→ **Requirements**
Count every line that has the word "TradingView". Give the number, without anything more.

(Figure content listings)

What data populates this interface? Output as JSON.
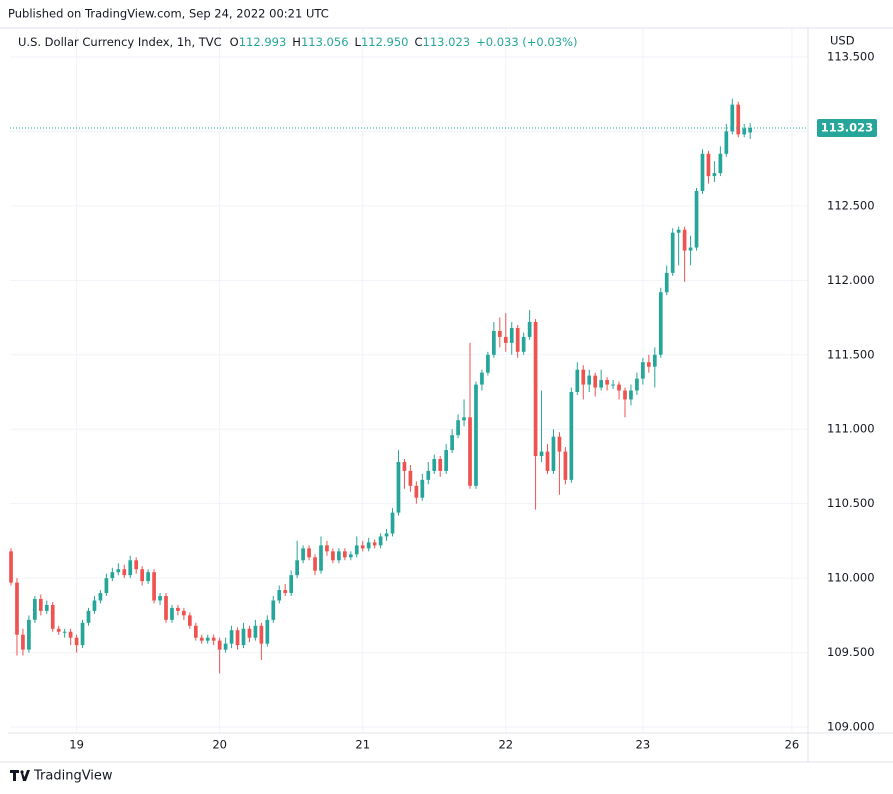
{
  "published": "Published on TradingView.com, Sep 24, 2022 00:21 UTC",
  "brand": "TradingView",
  "chart_data": {
    "type": "candlestick",
    "title": "U.S. Dollar Currency Index, 1h, TVC",
    "currency": "USD",
    "ohlc_labels": [
      "O",
      "H",
      "L",
      "C"
    ],
    "ohlc_value_labels": [
      "112.993",
      "113.056",
      "112.950",
      "113.023"
    ],
    "change_label": "+0.033 (+0.03%)",
    "up_color": "#26a69a",
    "down_color": "#ef5350",
    "grid": true,
    "xlim": [
      -0.17,
      133.7
    ],
    "xticks": [
      {
        "value": 11,
        "label": "19"
      },
      {
        "value": 35,
        "label": "20"
      },
      {
        "value": 59,
        "label": "21"
      },
      {
        "value": 83,
        "label": "22"
      },
      {
        "value": 106,
        "label": "23"
      },
      {
        "value": 131,
        "label": "26"
      }
    ],
    "ylim": [
      108.96,
      113.661
    ],
    "yticks": [
      {
        "value": 109,
        "label": "109.000"
      },
      {
        "value": 109.5,
        "label": "109.500"
      },
      {
        "value": 110,
        "label": "110.000"
      },
      {
        "value": 110.5,
        "label": "110.500"
      },
      {
        "value": 111,
        "label": "111.000"
      },
      {
        "value": 111.5,
        "label": "111.500"
      },
      {
        "value": 112,
        "label": "112.000"
      },
      {
        "value": 112.5,
        "label": "112.500"
      },
      {
        "value": 113,
        "label": "113.000"
      },
      {
        "value": 113.5,
        "label": "113.500"
      }
    ],
    "open": [
      110.18,
      109.97,
      109.62,
      109.52,
      109.72,
      109.86,
      109.78,
      109.82,
      109.66,
      109.64,
      109.64,
      109.6,
      109.55,
      109.7,
      109.78,
      109.85,
      109.9,
      110.0,
      110.04,
      110.06,
      110.02,
      110.12,
      110.06,
      109.98,
      110.04,
      109.85,
      109.88,
      109.72,
      109.8,
      109.78,
      109.75,
      109.68,
      109.6,
      109.58,
      109.6,
      109.58,
      109.52,
      109.56,
      109.65,
      109.55,
      109.66,
      109.6,
      109.68,
      109.56,
      109.72,
      109.85,
      109.92,
      109.9,
      110.02,
      110.12,
      110.2,
      110.14,
      110.05,
      110.22,
      110.18,
      110.12,
      110.18,
      110.14,
      110.16,
      110.22,
      110.2,
      110.24,
      110.22,
      110.28,
      110.3,
      110.44,
      110.78,
      110.72,
      110.62,
      110.54,
      110.66,
      110.72,
      110.8,
      110.72,
      110.86,
      110.96,
      111.06,
      111.08,
      110.62,
      111.3,
      111.38,
      111.5,
      111.66,
      111.62,
      111.58,
      111.68,
      111.52,
      111.62,
      111.72,
      110.82,
      110.85,
      110.72,
      110.95,
      110.85,
      110.66,
      111.25,
      111.4,
      111.3,
      111.36,
      111.28,
      111.33,
      111.3,
      111.3,
      111.26,
      111.2,
      111.26,
      111.34,
      111.45,
      111.42,
      111.5,
      111.92,
      112.05,
      112.32,
      112.34,
      112.2,
      112.22,
      112.6,
      112.85,
      112.7,
      112.72,
      112.85,
      113.0,
      113.18,
      112.98,
      112.993
    ],
    "high": [
      110.2,
      110.0,
      109.66,
      109.75,
      109.88,
      109.89,
      109.85,
      109.84,
      109.68,
      109.66,
      109.66,
      109.62,
      109.72,
      109.8,
      109.88,
      109.92,
      110.03,
      110.07,
      110.1,
      110.09,
      110.15,
      110.14,
      110.08,
      110.06,
      110.06,
      109.9,
      109.9,
      109.82,
      109.82,
      109.8,
      109.77,
      109.7,
      109.62,
      109.62,
      109.62,
      109.6,
      109.6,
      109.68,
      109.67,
      109.7,
      109.68,
      109.72,
      109.7,
      109.75,
      109.88,
      109.95,
      109.96,
      110.05,
      110.25,
      110.22,
      110.22,
      110.16,
      110.28,
      110.25,
      110.2,
      110.2,
      110.2,
      110.18,
      110.28,
      110.25,
      110.27,
      110.26,
      110.3,
      110.33,
      110.47,
      110.86,
      110.8,
      110.76,
      110.65,
      110.7,
      110.78,
      110.83,
      110.82,
      110.9,
      111.0,
      111.1,
      111.2,
      111.58,
      111.32,
      111.4,
      111.52,
      111.72,
      111.75,
      111.78,
      111.72,
      111.7,
      111.65,
      111.8,
      111.74,
      111.26,
      110.9,
      111.0,
      110.98,
      110.88,
      111.28,
      111.45,
      111.43,
      111.4,
      111.38,
      111.4,
      111.35,
      111.33,
      111.32,
      111.28,
      111.3,
      111.38,
      111.48,
      111.5,
      111.55,
      111.95,
      112.1,
      112.35,
      112.36,
      112.36,
      112.3,
      112.62,
      112.88,
      112.87,
      112.8,
      112.9,
      113.05,
      113.22,
      113.2,
      113.05,
      113.056
    ],
    "low": [
      109.95,
      109.48,
      109.48,
      109.5,
      109.7,
      109.75,
      109.76,
      109.64,
      109.62,
      109.6,
      109.55,
      109.5,
      109.53,
      109.68,
      109.76,
      109.83,
      109.88,
      109.98,
      110.02,
      110.0,
      110.0,
      110.03,
      109.95,
      109.96,
      109.83,
      109.82,
      109.7,
      109.7,
      109.75,
      109.72,
      109.66,
      109.58,
      109.56,
      109.56,
      109.55,
      109.36,
      109.5,
      109.53,
      109.52,
      109.53,
      109.57,
      109.58,
      109.45,
      109.54,
      109.7,
      109.83,
      109.88,
      109.88,
      110.0,
      110.1,
      110.12,
      110.02,
      110.03,
      110.15,
      110.1,
      110.1,
      110.12,
      110.12,
      110.14,
      110.18,
      110.18,
      110.2,
      110.2,
      110.25,
      110.28,
      110.42,
      110.6,
      110.58,
      110.5,
      110.52,
      110.63,
      110.7,
      110.68,
      110.7,
      110.84,
      110.94,
      111.02,
      110.6,
      110.6,
      111.26,
      111.36,
      111.48,
      111.55,
      111.52,
      111.5,
      111.48,
      111.5,
      111.6,
      110.46,
      110.78,
      110.7,
      110.7,
      110.56,
      110.63,
      110.64,
      111.23,
      111.2,
      111.25,
      111.22,
      111.26,
      111.26,
      111.27,
      111.2,
      111.08,
      111.16,
      111.23,
      111.3,
      111.38,
      111.28,
      111.48,
      111.9,
      112.03,
      112.1,
      111.99,
      112.1,
      112.2,
      112.58,
      112.65,
      112.66,
      112.7,
      112.83,
      112.98,
      112.96,
      112.96,
      112.95
    ],
    "close": [
      109.97,
      109.62,
      109.52,
      109.72,
      109.86,
      109.78,
      109.82,
      109.66,
      109.64,
      109.64,
      109.6,
      109.55,
      109.7,
      109.78,
      109.85,
      109.9,
      110.0,
      110.04,
      110.06,
      110.02,
      110.12,
      110.06,
      109.98,
      110.04,
      109.85,
      109.88,
      109.72,
      109.8,
      109.78,
      109.75,
      109.68,
      109.6,
      109.58,
      109.6,
      109.58,
      109.52,
      109.56,
      109.65,
      109.55,
      109.66,
      109.6,
      109.68,
      109.56,
      109.72,
      109.85,
      109.92,
      109.9,
      110.02,
      110.12,
      110.2,
      110.14,
      110.05,
      110.22,
      110.18,
      110.12,
      110.18,
      110.14,
      110.16,
      110.22,
      110.2,
      110.24,
      110.22,
      110.28,
      110.3,
      110.44,
      110.78,
      110.72,
      110.62,
      110.54,
      110.66,
      110.72,
      110.8,
      110.72,
      110.86,
      110.96,
      111.06,
      111.08,
      110.62,
      111.3,
      111.38,
      111.5,
      111.66,
      111.62,
      111.58,
      111.68,
      111.52,
      111.62,
      111.72,
      110.82,
      110.85,
      110.72,
      110.95,
      110.85,
      110.66,
      111.25,
      111.4,
      111.3,
      111.36,
      111.28,
      111.33,
      111.3,
      111.3,
      111.26,
      111.2,
      111.26,
      111.34,
      111.45,
      111.42,
      111.5,
      111.92,
      112.05,
      112.32,
      112.34,
      112.2,
      112.22,
      112.6,
      112.85,
      112.7,
      112.72,
      112.85,
      113.0,
      113.18,
      112.98,
      113.02,
      113.023
    ]
  }
}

→ **Answer for the task**
2